#### [WHAT THE TASK ASKS]
Search the material for the word "disiplin" and report each line where it turns up.

Collected data
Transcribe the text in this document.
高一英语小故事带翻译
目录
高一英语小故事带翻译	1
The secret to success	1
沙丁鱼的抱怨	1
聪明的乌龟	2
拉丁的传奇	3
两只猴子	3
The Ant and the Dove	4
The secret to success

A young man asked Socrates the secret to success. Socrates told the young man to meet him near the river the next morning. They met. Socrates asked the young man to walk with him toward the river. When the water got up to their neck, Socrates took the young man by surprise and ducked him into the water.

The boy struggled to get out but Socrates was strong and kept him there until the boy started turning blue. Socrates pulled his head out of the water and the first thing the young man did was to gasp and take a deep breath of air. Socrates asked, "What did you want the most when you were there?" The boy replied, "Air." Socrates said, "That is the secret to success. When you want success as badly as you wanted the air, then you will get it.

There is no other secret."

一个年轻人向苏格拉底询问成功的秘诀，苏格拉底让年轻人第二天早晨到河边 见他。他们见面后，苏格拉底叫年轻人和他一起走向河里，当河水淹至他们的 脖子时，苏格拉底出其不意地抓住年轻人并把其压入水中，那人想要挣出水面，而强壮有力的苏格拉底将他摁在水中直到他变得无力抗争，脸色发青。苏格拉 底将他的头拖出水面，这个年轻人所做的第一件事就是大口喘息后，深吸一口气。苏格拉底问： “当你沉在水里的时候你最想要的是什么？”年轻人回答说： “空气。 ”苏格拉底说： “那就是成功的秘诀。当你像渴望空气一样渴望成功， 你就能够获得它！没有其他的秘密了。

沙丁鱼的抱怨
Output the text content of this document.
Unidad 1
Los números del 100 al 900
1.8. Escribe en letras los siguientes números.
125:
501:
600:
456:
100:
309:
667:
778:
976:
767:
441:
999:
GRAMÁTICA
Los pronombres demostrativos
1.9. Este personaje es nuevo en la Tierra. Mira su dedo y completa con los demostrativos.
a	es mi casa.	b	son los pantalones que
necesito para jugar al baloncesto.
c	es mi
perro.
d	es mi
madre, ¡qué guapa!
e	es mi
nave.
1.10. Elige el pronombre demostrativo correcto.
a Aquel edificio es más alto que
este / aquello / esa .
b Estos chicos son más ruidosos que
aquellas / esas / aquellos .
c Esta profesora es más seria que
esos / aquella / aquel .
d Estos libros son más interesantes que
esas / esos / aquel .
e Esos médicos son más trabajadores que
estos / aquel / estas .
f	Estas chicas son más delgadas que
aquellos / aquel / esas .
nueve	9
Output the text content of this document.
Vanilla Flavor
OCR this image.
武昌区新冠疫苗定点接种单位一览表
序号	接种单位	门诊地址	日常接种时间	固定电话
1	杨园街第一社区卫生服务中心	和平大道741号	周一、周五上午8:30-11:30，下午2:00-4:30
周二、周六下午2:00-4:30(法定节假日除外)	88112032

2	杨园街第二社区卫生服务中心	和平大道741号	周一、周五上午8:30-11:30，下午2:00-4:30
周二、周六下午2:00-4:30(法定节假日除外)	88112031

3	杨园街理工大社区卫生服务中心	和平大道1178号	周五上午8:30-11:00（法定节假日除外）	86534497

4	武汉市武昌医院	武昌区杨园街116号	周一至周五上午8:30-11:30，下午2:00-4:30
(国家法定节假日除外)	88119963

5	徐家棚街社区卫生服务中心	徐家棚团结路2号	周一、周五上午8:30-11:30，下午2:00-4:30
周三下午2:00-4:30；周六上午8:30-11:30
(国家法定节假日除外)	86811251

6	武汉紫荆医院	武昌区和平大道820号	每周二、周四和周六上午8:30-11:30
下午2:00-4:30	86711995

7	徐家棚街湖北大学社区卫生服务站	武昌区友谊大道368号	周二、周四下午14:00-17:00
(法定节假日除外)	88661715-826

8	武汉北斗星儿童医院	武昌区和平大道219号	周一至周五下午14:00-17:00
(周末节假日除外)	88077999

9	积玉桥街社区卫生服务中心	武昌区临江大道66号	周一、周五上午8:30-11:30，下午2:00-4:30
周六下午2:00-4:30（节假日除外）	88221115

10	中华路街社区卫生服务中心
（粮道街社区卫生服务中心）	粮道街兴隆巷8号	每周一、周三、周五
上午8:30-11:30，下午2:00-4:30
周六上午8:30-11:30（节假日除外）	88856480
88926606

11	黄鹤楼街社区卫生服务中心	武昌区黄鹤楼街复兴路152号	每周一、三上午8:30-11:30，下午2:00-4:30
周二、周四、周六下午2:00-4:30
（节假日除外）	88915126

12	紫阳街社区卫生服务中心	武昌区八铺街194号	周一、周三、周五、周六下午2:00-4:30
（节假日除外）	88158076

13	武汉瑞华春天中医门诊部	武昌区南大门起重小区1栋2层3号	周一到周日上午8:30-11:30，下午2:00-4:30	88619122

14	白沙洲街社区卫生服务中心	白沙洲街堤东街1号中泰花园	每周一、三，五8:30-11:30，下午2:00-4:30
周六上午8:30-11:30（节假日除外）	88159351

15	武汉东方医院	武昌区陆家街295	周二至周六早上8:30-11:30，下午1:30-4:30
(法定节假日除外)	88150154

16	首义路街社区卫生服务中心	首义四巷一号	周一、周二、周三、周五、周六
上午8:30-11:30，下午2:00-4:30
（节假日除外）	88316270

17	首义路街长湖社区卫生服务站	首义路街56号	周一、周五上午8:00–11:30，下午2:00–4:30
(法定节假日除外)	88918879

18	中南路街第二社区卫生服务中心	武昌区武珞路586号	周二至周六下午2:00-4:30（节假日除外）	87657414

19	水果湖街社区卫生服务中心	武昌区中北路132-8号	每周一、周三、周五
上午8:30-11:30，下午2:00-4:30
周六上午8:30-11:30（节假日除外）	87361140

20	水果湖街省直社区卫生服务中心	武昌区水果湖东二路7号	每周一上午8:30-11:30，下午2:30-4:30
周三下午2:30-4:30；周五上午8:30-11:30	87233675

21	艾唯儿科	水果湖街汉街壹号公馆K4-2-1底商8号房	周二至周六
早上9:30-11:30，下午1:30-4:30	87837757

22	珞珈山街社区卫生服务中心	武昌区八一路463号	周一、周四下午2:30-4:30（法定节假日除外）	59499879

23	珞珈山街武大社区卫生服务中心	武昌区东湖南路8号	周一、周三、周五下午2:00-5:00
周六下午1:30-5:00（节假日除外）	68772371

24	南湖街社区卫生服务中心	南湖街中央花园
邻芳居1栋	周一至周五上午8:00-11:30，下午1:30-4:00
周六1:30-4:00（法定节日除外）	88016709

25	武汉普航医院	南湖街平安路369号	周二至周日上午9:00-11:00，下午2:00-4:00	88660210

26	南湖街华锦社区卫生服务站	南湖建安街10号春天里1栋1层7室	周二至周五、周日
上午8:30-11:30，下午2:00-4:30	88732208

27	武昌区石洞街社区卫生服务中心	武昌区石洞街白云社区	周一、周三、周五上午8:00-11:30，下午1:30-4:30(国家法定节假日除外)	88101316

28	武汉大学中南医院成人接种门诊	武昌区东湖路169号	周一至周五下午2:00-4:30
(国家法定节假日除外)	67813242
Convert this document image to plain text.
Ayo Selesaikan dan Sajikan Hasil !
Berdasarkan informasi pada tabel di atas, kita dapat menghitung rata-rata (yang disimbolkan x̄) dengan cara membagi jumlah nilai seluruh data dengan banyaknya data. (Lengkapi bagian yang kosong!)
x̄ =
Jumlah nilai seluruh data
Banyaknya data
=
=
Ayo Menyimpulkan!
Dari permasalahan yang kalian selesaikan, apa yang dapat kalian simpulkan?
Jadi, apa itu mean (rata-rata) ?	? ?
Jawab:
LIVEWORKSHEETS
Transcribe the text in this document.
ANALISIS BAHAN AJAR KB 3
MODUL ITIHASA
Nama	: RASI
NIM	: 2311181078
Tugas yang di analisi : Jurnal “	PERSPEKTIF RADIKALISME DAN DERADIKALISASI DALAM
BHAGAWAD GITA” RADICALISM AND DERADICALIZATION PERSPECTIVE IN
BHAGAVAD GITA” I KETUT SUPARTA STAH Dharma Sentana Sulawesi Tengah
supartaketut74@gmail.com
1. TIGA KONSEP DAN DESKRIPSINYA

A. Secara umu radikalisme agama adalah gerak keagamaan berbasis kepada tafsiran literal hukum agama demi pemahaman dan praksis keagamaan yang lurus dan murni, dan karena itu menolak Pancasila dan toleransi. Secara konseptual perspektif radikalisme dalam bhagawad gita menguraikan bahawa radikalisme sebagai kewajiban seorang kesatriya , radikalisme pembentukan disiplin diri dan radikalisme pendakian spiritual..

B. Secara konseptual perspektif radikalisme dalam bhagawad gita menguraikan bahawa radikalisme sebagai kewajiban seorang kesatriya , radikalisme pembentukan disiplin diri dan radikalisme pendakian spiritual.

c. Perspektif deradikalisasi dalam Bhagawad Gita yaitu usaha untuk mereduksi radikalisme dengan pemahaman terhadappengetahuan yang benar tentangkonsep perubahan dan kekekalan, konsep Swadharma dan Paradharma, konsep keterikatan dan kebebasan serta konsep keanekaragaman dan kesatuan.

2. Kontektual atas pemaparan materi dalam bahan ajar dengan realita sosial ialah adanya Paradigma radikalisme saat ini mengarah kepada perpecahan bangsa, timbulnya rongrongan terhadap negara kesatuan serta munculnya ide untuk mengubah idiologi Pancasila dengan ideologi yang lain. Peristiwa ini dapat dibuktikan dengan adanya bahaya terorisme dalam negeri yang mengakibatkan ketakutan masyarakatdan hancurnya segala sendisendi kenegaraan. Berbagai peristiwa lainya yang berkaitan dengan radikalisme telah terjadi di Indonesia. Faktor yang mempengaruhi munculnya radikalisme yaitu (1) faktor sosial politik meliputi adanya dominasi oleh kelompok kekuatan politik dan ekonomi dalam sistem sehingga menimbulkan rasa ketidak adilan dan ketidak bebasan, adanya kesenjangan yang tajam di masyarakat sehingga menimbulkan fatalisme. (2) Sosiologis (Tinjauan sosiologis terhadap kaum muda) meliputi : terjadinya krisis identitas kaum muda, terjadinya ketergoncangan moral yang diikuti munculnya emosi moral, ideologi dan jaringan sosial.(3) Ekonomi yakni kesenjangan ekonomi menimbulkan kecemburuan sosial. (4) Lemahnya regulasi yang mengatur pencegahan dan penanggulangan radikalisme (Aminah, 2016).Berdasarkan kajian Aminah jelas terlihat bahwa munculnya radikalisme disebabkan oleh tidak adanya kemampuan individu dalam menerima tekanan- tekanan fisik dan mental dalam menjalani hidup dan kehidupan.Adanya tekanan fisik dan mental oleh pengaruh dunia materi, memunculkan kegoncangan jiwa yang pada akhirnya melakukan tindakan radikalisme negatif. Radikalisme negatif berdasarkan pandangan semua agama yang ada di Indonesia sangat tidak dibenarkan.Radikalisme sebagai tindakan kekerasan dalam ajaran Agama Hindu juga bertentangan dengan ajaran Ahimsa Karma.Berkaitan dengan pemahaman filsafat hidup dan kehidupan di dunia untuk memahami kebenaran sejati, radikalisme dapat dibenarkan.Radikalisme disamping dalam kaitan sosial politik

#### [TASK OUTPUT]
A. Secara umu radikalisme agama adalah gerak keagamaan berbasis kepada tafsiran literal hukum agama demi pemahaman dan praksis keagamaan yang lurus dan murni, dan karena itu menolak Pancasila dan toleransi. Secara konseptual perspektif radikalisme dalam bhagawad gita menguraikan bahawa radikalisme sebagai kewajiban seorang kesatriya , radikalisme pembentukan disiplin diri dan radikalisme pendakian spiritual..
B. Secara konseptual perspektif radikalisme dalam bhagawad gita menguraikan bahawa radikalisme sebagai kewajiban seorang kesatriya , radikalisme pembentukan disiplin diri dan radikalisme pendakian spiritual.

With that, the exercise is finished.